Student Workbook ebooks and any additional consumable pages are printable. 

One Family, Many Stories

A Global Journey Through Human History ~ Deep History

The Historian's Toolkit, History Year 1 — part of The Learner's Toolkit from Dr. Sherri Mehta and Blair Lee, M.S. with contributions from Dr. Amy Sharony

One Family, Many Stories is a read-aloud history course that carries your learner through deep history, the long human past before written records, from the walking ancestors of more than three million years ago to the eel farmers of southern Australia 6,600 years ago. A single Time Traveler makes thirty-four stops across six continents. Each lesson opens the same way: Your learner touches the Time Travel Passport, closes their eyes, and opens them somewhere new, standing on a grassland in East Africa, on a rocky South African shore, on the flooding shores of western Canada. The frame gives a young learner one steady anchor to cross enormous distances of time and place, so a leap of a hundred thousand years feels like the next step in a single story.

The history is grounded in real science and archaeology, and the course is fully secular. Every lesson rests on actual fossils, footprints, tools, shell heaps, and excavated sites. Using guides, scenes, and real ecological and anthropological data, your learner steps inside real stories. They watch Lucy's family walk upright through the grass and climb the trees for safety, distant relatives who walked the Earth long before our own kind appeared, close cousins rather than members of our own genus. The course follows that whole wider family: The walking cousins like Lucy, the first toolmakers like Homo habilis, Homo erectus fire keepers who carried fire out of Africa, and the Neanderthals and other early humans who once shared the planet, until your learner meets Homo sapiens in Africa at the advent of their evolution and learns that for a long time we were just one branch of human among several. They crouch at the tide pools at Blombos while a woman threads shell beads by firelight. They walk with a hunter-gatherer family reading the land, antelope tracks in the dust, birds flying toward water at dusk, and meet a lake family who stay in one place because the lake gives them what they need. The children who guide each lesson carry the history through what they do and say. When the traveling girl tells you "the lake people's way is good for them, our way is good for us, there are many ways to be a hunter-gatherer," she is teaching the heart of the course in her own voice.

That idea runs the whole way through. Every way of living your learner meets is shown as a wise and complete answer to one question: How do we make a home in this place? The Natufian grandmother watching wheat grow where seeds had spilled. The Andean family freezing potatoes night after night into chuño that lasts for years. The Gunditjmara child checking the eel traps in channels a great-great-grandmother helped build, on Country her people have tended and belonged to for thousands of years and tend still. None of these is a rung on a ladder climbing toward something better. Each is a home.

Climate is the thread that ties the journey together. A drying Africa sends families walking. An Ice Age teaches them to outlast the cold. A warming world raises the seas, drowns the land bridge of Doggerland and Japan, and opens forests where ice used to be. Following that thread, your learner also sees how good ideas move through the world, invented over again by people who never met, as farming was invented in the Fertile Crescent, China, and the Americas. And throughout, the course lets your learner in on how anyone could know these things at all, reasoning from the bones, the footprints in old ash, the shell heaps, the stone walls still standing, the way the people who study the past actually do.

■ **Given task 1**
Filter the listing below and copy out each line that contains the string "Energiekonzept".

■ **Dataset extract**
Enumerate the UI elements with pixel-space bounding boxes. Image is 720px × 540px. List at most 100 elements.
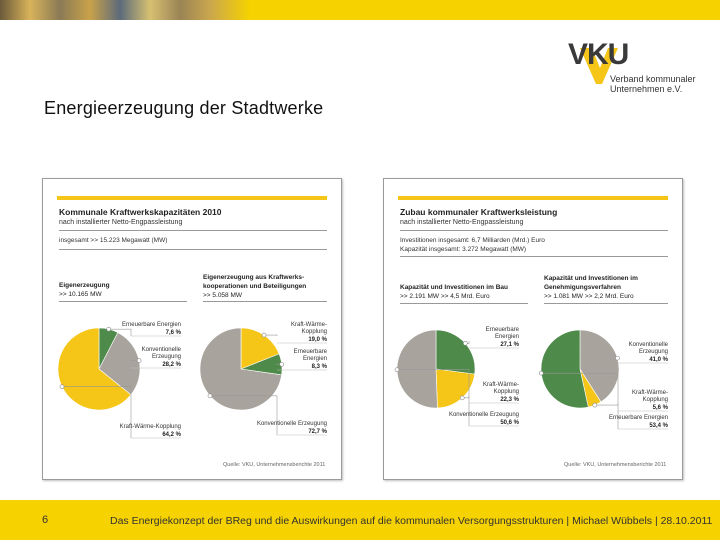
section-title-line2: kooperationen und Beteiligungen <box>203 283 307 290</box>
divider <box>59 249 327 250</box>
slice-label-erneuerbare-energien: Energien <box>303 356 327 362</box>
divider <box>59 301 187 302</box>
leader-dot <box>394 367 400 373</box>
leader-line <box>108 328 132 336</box>
logo-caption-line1: Verband kommunaler <box>610 74 696 84</box>
slice-label-konventionelle-erzeugung: Erzeugung <box>639 349 668 355</box>
slice-value-konventionelle-erzeugung: 72,7 % <box>308 429 327 435</box>
panel-title: Zubau kommunaler Kraftwerksleistung <box>400 207 558 217</box>
slice-value-erneuerbare-energien: 8,3 % <box>312 364 328 370</box>
slice-value-erneuerbare-energien: 27,1 % <box>500 342 519 348</box>
leader-dot <box>459 395 465 401</box>
panel-kraftwerkskapazitaeten: Kommunale Kraftwerkskapazitäten 2010 nac… <box>42 178 342 480</box>
slice-label-konventionelle-erzeugung: Erzeugung <box>152 354 181 360</box>
slice-label-kraft-waerme-kopplung: Kraft-Wärme- <box>291 322 327 328</box>
divider <box>400 256 668 257</box>
logo-caption: Verband kommunaler Unternehmen e.V. <box>610 74 696 94</box>
slice-label-kraft-waerme-kopplung: Kraft-Wärme-Kopplung <box>120 424 181 430</box>
section-value: >> 1.081 MW >> 2,2 Mrd. Euro <box>544 293 634 300</box>
leader-dot <box>207 393 213 399</box>
section-genehmigung: Kapazität und Investitionen im Genehmigu… <box>544 274 638 301</box>
section-value: >> 5.058 MW <box>203 292 243 299</box>
slice-value-konventionelle-erzeugung: 41,0 % <box>649 357 668 363</box>
panel-accent-bar <box>398 196 668 200</box>
slice-label-konventionelle-erzeugung: Konventionelle <box>142 347 182 353</box>
panel-accent-bar <box>57 196 327 200</box>
section-title-line1: Eigenerzeugung aus Kraftwerks- <box>203 274 305 281</box>
divider <box>400 303 528 304</box>
leader-dot <box>463 341 468 346</box>
section-title-line1: Kapazität und Investitionen im <box>544 275 638 282</box>
logo-caption-line2: Unternehmen e.V. <box>610 84 683 94</box>
leader-dot <box>261 332 267 338</box>
leader-dot <box>279 361 285 367</box>
vku-logo: VKU <box>568 38 629 84</box>
slice-label-kraft-waerme-kopplung: Kopplung <box>302 329 327 335</box>
section-title: Eigenerzeugung <box>59 282 110 289</box>
slice-label-erneuerbare-energien: Erneuerbare <box>486 327 520 333</box>
panel-title: Kommunale Kraftwerkskapazitäten 2010 <box>59 207 222 217</box>
leader-line <box>541 372 619 429</box>
leader-line <box>209 395 278 435</box>
slice-label-erneuerbare-energien: Erneuerbare Energien <box>122 322 181 328</box>
slice-label-konventionelle-erzeugung: Konventionelle Erzeugung <box>449 412 519 418</box>
slice-label-erneuerbare-energien: Erneuerbare Energien <box>609 415 668 421</box>
page-title: Energieerzeugung der Stadtwerke <box>44 98 324 118</box>
slice-label-kraft-waerme-kopplung: Kopplung <box>494 389 519 395</box>
divider <box>59 230 327 231</box>
vku-logo-mark: VKU <box>568 38 628 71</box>
footer-text: Das Energiekonzept der BReg und die Ausw… <box>110 515 713 527</box>
source-note: Quelle: VKU, Unternehmensberichte 2011 <box>223 462 326 468</box>
vku-logo-yellow-check <box>580 48 618 84</box>
leader-line <box>62 386 132 438</box>
banner-photo-strip <box>0 0 250 20</box>
panel-subtitle: nach installierter Netto-Engpassleistung <box>59 219 183 226</box>
top-banner <box>0 0 720 20</box>
panel-total-line2: Kapazität insgesamt: 3.272 Megawatt (MW) <box>400 246 527 253</box>
section-eigenerzeugung: Eigenerzeugung >> 10.165 MW <box>59 281 110 299</box>
section-title: Kapazität und Investitionen im Bau <box>400 284 508 291</box>
section-im-bau: Kapazität und Investitionen im Bau >> 2.… <box>400 283 508 301</box>
slice-value-kraft-waerme-kopplung: 19,0 % <box>308 337 327 343</box>
leader-dot <box>59 384 65 389</box>
slice-value-konventionelle-erzeugung: 28,2 % <box>162 362 181 368</box>
slice-label-erneuerbare-energien: Erneuerbare <box>294 349 328 355</box>
section-value: >> 2.191 MW >> 4,5 Mrd. Euro <box>400 293 490 300</box>
section-value: >> 10.165 MW <box>59 291 102 298</box>
leader-dot <box>538 370 544 376</box>
slide-number: 6 <box>42 514 49 526</box>
panel-total: Investitionen insgesamt: 6,7 Milliarden … <box>400 236 545 254</box>
panel-subtitle: nach installierter Netto-Engpassleistung <box>400 219 524 226</box>
leader-dot <box>615 355 620 361</box>
divider <box>203 301 327 302</box>
pie-slice-konventionelle-erzeugung <box>396 329 438 409</box>
source-note: Quelle: VKU, Unternehmensberichte 2011 <box>564 462 667 468</box>
slice-label-konventionelle-erzeugung: Konventionelle <box>629 342 669 348</box>
slice-value-kraft-waerme-kopplung: 5,6 % <box>653 405 669 411</box>
divider <box>400 230 668 231</box>
section-title-line2: Genehmigungsverfahren <box>544 284 621 291</box>
leader-line <box>397 369 470 426</box>
slice-label-erneuerbare-energien: Energien <box>495 334 519 340</box>
panel-total: insgesamt >> 15.223 Megawatt (MW) <box>59 237 168 244</box>
slice-value-konventionelle-erzeugung: 50,6 % <box>500 420 519 426</box>
leader-line <box>264 334 278 336</box>
slice-label-kraft-waerme-kopplung: Kraft-Wärme- <box>483 382 519 388</box>
leader-line <box>594 404 619 406</box>
section-kooperationen: Eigenerzeugung aus Kraftwerks- kooperati… <box>203 273 306 300</box>
panel-total-line1: Investitionen insgesamt: 6,7 Milliarden … <box>400 237 545 244</box>
footer-bar: 6 Das Energiekonzept der BReg und die Au… <box>0 500 720 540</box>
slice-label-konventionelle-erzeugung: Konventionelle Erzeugung <box>257 421 327 427</box>
slice-value-erneuerbare-energien: 7,6 % <box>166 330 182 336</box>
slice-label-kraft-waerme-kopplung: Kraft-Wärme- <box>632 390 668 396</box>
slice-value-kraft-waerme-kopplung: 22,3 % <box>500 397 519 403</box>
divider <box>544 303 668 304</box>
slice-label-kraft-waerme-kopplung: Kopplung <box>643 397 668 403</box>
leader-dot <box>136 358 142 363</box>
slice-value-kraft-waerme-kopplung: 64,2 % <box>162 432 181 438</box>
slice-value-erneuerbare-energien: 53,4 % <box>649 423 668 429</box>
pie-slice-erneuerbare-energien <box>435 329 476 375</box>
leader-dot <box>592 402 598 408</box>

■ **Given task 2**
Repeat word for word the stretch of the course description above that begins at the words "That idea runs" and stops after "Each is a home.".

■ **Exercise solution 1**
footer-text: Das Energiekonzept der BReg und die Ausw… <box>110 515 713 527</box>
footer-bar: 6 Das Energiekonzept der BReg und die Au… <box>0 500 720 540</box>

■ **Exercise solution 2**
That idea runs the whole way through. Every way of living your learner meets is shown as a wise and complete answer to one question: How do we make a home in this place? The Natufian grandmother watching wheat grow where seeds had spilled. The Andean family freezing potatoes night after night into chuño that lasts for years. The Gunditjmara child checking the eel traps in channels a great-great-grandmother helped build, on Country her people have tended and belonged to for thousands of years and tend still. None of these is a rung on a ladder climbing toward something better. Each is a home.